▶ Trecho fornecido
● ● ●
O ano de 2019 terminou com uma primeira ameaça de instabilidade, dentro de um quadro de ansiedade latente desde que Merkel anunciou que não se recanditaria em 2021, altura em que cumprirá 16 anos na chancelaria. Esse ameaço chamou-se congresso do SPD, parceiro de coligação em onze destes anos, mas em acentuada queda eleitoral e ainda mais nas sondagens. Em dezembro, jogando o atual ministro das Finanças (Olaf Scholz) a disputa da liderança, viu os militantes escolherem uma dupla da ala mais à esquerda, frontalmente contestatária da grande coligação e defensora da revisão rápida dos acordos assinados em 2018.

As vitórias de Norbert Walter-Borjans e Saskia Esken fizeram tremer os defensores da sacrossanta estabilidade governativa, para mais num clima de arrefecimento económico que roça a estagnação. No momento em que uma aliada de Merkel se sentava no 9.º andar do Berlaymont como a primeira alemã presidente da Comissão Europeia em 60 anos, a chanceler tinha em casa uma potencial frente disruptiva no fim do seu aclamado magistério político.

Apesar do pico de ansiedade, certo é que o início do novo ano esfriou as intenções de rutura governativa: além de nenhuma sondagem favorecer o SPD em eleições antecipadas, coisa que os alemães não estão habituados nem apreciam particularmente, dificilmente seria uma opção de governo no novo ciclo em função do crescimento sustentado dos Verdes. Mas se este princípio de ano parecia ter acalmado a frente política, não deixou de sinalizar o fraco desempenho económico, projetado pela Comissão Europeia para 2020, na cauda dos 27 (1,1%), a par da França e só atrás de Itália (0,3%).

O insipiente comportamento das três maiores economias europeias não favorece nenhuma boa perceção sobre a saúde da moeda única e terá, inevitavelmente, impacto nas economias mais expostas. Vale a pena lembrar que isto ocorre em paralelo à sensível gestão das negociações comerciais neste período de transição do Brexit, à reta final das negociações do próximo quadro orçamental da União Europeia, à pressão que China e EUA estão a exercer sobre as redes 5G na Europa e à presidência alemã da União Europeia no segundo semestre de 2020, palco de duas importantes cimeiras com a China e a União Africana.

A política alemã pode não nos suscitar a maior das empatias, mas é suficientemente importante em todas as dinâmicas europeias para ser vista como a que mais impactos cria nas várias políticas nacionais. É por isto fundamental tirar a grande fotografia europeia com epicentro em Berlim e a grande fotografia alemã com múltiplos efeitos comunitários. Os dois fluxos vão continuar a alimentar-se mutuamente.
● ● ●
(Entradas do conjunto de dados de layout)

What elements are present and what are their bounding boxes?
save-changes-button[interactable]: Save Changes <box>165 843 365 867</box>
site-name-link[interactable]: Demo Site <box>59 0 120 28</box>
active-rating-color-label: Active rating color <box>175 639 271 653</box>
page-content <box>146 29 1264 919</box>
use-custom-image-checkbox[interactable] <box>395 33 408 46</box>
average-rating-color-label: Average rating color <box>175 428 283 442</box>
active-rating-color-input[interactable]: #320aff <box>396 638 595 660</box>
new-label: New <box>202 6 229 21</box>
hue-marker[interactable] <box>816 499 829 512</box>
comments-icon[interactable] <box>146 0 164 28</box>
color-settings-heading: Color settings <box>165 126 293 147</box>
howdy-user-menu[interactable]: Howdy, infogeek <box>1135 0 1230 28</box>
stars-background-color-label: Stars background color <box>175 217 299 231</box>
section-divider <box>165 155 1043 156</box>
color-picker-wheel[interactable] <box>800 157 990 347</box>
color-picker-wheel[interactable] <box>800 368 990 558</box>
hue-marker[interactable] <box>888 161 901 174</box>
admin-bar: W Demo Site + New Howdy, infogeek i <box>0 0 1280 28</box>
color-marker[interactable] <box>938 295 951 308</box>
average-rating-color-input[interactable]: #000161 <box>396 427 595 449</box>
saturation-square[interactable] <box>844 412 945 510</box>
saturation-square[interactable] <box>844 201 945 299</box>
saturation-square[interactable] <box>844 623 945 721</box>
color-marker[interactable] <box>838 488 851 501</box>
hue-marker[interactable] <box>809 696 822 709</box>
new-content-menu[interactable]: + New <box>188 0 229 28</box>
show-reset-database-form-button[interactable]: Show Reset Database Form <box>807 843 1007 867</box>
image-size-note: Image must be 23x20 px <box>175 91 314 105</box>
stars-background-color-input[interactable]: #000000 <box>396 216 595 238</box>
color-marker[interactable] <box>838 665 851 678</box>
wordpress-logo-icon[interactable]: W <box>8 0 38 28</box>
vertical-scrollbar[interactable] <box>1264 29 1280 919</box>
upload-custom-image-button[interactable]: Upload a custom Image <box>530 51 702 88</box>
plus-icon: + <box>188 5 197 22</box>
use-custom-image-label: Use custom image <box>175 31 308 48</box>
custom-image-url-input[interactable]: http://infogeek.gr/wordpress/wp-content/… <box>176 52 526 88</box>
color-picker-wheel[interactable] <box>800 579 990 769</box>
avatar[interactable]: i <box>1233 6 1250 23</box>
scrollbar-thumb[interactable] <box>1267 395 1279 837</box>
● ● ●
▶ Ações necessárias
1. Transcreva palavra por palavra a parte do trecho sobre a política alemã que abre com as palavras que contêm "Apesar do pico" e fecha com "de Itália (0,3%).".
2. Enumere todas as pessoas referidas pelo nome no trecho sobre a política alemã.
3. Indique, por favor, quantos anos Merkel cumprirá na chancelaria em 2021, segundo o trecho sobre a política alemã.
Os itens não têm qualquer relação com o trecho.

▶ Respostas às tarefas
1.
Apesar do pico de ansiedade, certo é que o início do novo ano esfriou as intenções de rutura governativa: além de nenhuma sondagem favorecer o SPD em eleições antecipadas, coisa que os alemães não estão habituados nem apreciam particularmente, dificilmente seria uma opção de governo no novo ciclo em função do crescimento sustentado dos Verdes. Mas se este princípio de ano parecia ter acalmado a frente política, não deixou de sinalizar o fraco desempenho económico, projetado pela Comissão Europeia para 2020, na cauda dos 27 (1,1%), a par da França e só atrás de Itália (0,3%).

2. Merkel, Olaf Scholz, Norbert Walter-Borjans, Saskia Esken

3. 16 anos.